= MATERIAL PROVIDED =
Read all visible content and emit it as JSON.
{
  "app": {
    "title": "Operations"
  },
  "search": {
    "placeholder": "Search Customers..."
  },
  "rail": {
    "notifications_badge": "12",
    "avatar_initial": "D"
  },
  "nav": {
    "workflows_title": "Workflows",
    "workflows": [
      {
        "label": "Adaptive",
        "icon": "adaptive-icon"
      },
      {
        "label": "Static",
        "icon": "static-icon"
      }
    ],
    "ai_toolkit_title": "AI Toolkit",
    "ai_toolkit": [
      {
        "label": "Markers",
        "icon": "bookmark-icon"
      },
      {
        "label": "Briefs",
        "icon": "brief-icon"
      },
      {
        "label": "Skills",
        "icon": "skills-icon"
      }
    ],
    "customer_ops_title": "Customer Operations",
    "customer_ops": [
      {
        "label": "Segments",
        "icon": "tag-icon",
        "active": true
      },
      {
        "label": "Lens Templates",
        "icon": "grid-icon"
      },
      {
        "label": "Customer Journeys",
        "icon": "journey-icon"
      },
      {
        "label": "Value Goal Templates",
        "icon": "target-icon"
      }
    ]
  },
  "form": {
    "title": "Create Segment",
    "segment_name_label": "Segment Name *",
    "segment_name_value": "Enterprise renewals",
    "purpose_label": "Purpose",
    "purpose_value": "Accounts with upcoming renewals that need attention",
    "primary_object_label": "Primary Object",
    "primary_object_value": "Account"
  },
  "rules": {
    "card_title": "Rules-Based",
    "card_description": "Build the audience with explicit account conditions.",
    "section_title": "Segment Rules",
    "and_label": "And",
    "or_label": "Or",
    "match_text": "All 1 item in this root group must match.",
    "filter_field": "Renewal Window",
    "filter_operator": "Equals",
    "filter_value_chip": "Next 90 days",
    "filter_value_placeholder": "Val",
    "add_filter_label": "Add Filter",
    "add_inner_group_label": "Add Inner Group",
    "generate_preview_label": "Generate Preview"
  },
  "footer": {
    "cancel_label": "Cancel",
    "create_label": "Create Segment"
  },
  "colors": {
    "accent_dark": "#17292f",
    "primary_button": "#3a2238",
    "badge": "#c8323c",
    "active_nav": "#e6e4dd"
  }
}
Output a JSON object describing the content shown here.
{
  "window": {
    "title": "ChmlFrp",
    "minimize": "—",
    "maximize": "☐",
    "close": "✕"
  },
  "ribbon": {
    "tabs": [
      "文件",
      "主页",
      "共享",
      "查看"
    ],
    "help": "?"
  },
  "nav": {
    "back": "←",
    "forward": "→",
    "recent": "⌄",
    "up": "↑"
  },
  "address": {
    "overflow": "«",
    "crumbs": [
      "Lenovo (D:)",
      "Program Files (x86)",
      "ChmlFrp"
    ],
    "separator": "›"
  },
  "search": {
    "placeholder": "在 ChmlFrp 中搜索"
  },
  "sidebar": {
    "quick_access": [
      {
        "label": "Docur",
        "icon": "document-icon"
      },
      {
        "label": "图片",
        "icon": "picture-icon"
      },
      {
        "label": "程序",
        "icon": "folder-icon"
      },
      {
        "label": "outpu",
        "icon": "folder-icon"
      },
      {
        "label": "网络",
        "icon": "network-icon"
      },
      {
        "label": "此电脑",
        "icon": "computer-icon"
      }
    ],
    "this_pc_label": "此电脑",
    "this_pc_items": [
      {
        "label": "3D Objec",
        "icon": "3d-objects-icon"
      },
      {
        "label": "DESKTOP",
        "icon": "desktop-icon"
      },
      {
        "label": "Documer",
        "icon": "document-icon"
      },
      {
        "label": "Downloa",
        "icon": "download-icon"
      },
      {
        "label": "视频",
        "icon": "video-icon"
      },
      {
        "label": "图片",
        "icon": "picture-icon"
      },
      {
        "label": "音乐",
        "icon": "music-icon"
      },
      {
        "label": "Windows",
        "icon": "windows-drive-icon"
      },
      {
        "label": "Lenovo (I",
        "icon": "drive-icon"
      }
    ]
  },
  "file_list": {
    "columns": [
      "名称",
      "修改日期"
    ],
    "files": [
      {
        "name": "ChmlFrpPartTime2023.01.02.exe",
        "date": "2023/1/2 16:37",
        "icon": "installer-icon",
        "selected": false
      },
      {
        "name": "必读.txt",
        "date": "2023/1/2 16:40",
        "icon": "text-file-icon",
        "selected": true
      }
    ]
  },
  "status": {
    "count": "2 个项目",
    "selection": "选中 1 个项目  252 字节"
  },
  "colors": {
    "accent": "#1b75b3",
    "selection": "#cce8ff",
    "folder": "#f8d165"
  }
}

= EXERCISE AIM =
Copy all the lines, exactly.

= ANSWER TO THE PROBLEM =
Read all visible content and emit it as JSON.
{
  "app": {
    "title": "Operations"
  },
  "search": {
    "placeholder": "Search Customers..."
  },
  "rail": {
    "notifications_badge": "12",
    "avatar_initial": "D"
  },
  "nav": {
    "workflows_title": "Workflows",
    "workflows": [
      {
        "label": "Adaptive",
        "icon": "adaptive-icon"
      },
      {
        "label": "Static",
        "icon": "static-icon"
      }
    ],
    "ai_toolkit_title": "AI Toolkit",
    "ai_toolkit": [
      {
        "label": "Markers",
        "icon": "bookmark-icon"
      },
      {
        "label": "Briefs",
        "icon": "brief-icon"
      },
      {
        "label": "Skills",
        "icon": "skills-icon"
      }
    ],
    "customer_ops_title": "Customer Operations",
    "customer_ops": [
      {
        "label": "Segments",
        "icon": "tag-icon",
        "active": true
      },
      {
        "label": "Lens Templates",
        "icon": "grid-icon"
      },
      {
        "label": "Customer Journeys",
        "icon": "journey-icon"
      },
      {
        "label": "Value Goal Templates",
        "icon": "target-icon"
      }
    ]
  },
  "form": {
    "title": "Create Segment",
    "segment_name_label": "Segment Name *",
    "segment_name_value": "Enterprise renewals",
    "purpose_label": "Purpose",
    "purpose_value": "Accounts with upcoming renewals that need attention",
    "primary_object_label": "Primary Object",
    "primary_object_value": "Account"
  },
  "rules": {
    "card_title": "Rules-Based",
    "card_description": "Build the audience with explicit account conditions.",
    "section_title": "Segment Rules",
    "and_label": "And",
    "or_label": "Or",
    "match_text": "All 1 item in this root group must match.",
    "filter_field": "Renewal Window",
    "filter_operator": "Equals",
    "filter_value_chip": "Next 90 days",
    "filter_value_placeholder": "Val",
    "add_filter_label": "Add Filter",
    "add_inner_group_label": "Add Inner Group",
    "generate_preview_label": "Generate Preview"
  },
  "footer": {
    "cancel_label": "Cancel",
    "create_label": "Create Segment"
  },
  "colors": {
    "accent_dark": "#17292f",
    "primary_button": "#3a2238",
    "badge": "#c8323c",
    "active_nav": "#e6e4dd"
  }
}
Output a JSON object describing the content shown here.
{
  "window": {
    "title": "ChmlFrp",
    "minimize": "—",
    "maximize": "☐",
    "close": "✕"
  },
  "ribbon": {
    "tabs": [
      "文件",
      "主页",
      "共享",
      "查看"
    ],
    "help": "?"
  },
  "nav": {
    "back": "←",
    "forward": "→",
    "recent": "⌄",
    "up": "↑"
  },
  "address": {
    "overflow": "«",
    "crumbs": [
      "Lenovo (D:)",
      "Program Files (x86)",
      "ChmlFrp"
    ],
    "separator": "›"
  },
  "search": {
    "placeholder": "在 ChmlFrp 中搜索"
  },
  "sidebar": {
    "quick_access": [
      {
        "label": "Docur",
        "icon": "document-icon"
      },
      {
        "label": "图片",
        "icon": "picture-icon"
      },
      {
        "label": "程序",
        "icon": "folder-icon"
      },
      {
        "label": "outpu",
        "icon": "folder-icon"
      },
      {
        "label": "网络",
        "icon": "network-icon"
      },
      {
        "label": "此电脑",
        "icon": "computer-icon"
      }
    ],
    "this_pc_label": "此电脑",
    "this_pc_items": [
      {
        "label": "3D Objec",
        "icon": "3d-objects-icon"
      },
      {
        "label": "DESKTOP",
        "icon": "desktop-icon"
      },
      {
        "label": "Documer",
        "icon": "document-icon"
      },
      {
        "label": "Downloa",
        "icon": "download-icon"
      },
      {
        "label": "视频",
        "icon": "video-icon"
      },
      {
        "label": "图片",
        "icon": "picture-icon"
      },
      {
        "label": "音乐",
        "icon": "music-icon"
      },
      {
        "label": "Windows",
        "icon": "windows-drive-icon"
      },
      {
        "label": "Lenovo (I",
        "icon": "drive-icon"
      }
    ]
  },
  "file_list": {
    "columns": [
      "名称",
      "修改日期"
    ],
    "files": [
      {
        "name": "ChmlFrpPartTime2023.01.02.exe",
        "date": "2023/1/2 16:37",
        "icon": "installer-icon",
        "selected": false
      },
      {
        "name": "必读.txt",
        "date": "2023/1/2 16:40",
        "icon": "text-file-icon",
        "selected": true
      }
    ]
  },
  "status": {
    "count": "2 个项目",
    "selection": "选中 1 个项目  252 字节"
  },
  "colors": {
    "accent": "#1b75b3",
    "selection": "#cce8ff",
    "folder": "#f8d165"
  }
}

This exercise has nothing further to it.